- REQUIRED TASK: Below are records. Copy every line with "this" in it.

- GIVEN INFORMATION:
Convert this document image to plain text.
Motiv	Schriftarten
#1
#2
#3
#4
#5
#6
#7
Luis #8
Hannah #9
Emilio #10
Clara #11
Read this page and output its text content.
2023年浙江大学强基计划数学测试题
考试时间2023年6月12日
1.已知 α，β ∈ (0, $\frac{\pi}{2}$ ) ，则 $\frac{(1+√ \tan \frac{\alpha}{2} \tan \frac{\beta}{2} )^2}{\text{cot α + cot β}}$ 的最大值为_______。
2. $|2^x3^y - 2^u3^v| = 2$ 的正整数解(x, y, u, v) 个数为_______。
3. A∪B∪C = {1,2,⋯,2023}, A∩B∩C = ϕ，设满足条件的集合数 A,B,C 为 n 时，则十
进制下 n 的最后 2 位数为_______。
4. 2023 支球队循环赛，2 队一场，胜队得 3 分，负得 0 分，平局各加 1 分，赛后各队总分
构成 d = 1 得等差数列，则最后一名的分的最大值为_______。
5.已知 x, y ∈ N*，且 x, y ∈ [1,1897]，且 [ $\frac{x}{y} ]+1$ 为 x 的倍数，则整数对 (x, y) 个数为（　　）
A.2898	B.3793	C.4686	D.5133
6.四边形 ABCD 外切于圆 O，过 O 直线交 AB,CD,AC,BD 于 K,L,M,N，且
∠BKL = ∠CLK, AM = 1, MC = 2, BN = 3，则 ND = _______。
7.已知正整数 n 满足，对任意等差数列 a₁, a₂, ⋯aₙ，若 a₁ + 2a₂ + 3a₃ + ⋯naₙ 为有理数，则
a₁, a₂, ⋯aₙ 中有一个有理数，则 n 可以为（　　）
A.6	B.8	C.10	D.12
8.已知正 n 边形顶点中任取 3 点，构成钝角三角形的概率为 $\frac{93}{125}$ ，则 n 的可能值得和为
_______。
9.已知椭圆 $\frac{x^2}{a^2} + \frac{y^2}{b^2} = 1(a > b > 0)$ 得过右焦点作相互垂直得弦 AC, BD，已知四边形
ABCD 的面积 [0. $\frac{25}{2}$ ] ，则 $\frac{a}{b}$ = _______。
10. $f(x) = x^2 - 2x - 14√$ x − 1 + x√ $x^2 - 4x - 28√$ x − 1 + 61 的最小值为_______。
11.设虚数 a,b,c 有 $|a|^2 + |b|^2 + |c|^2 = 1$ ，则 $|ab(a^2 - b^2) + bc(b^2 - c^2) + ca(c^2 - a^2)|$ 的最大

- OUTPUT BELOW:
Convert this document image to plain text.
Read this page and output its text content.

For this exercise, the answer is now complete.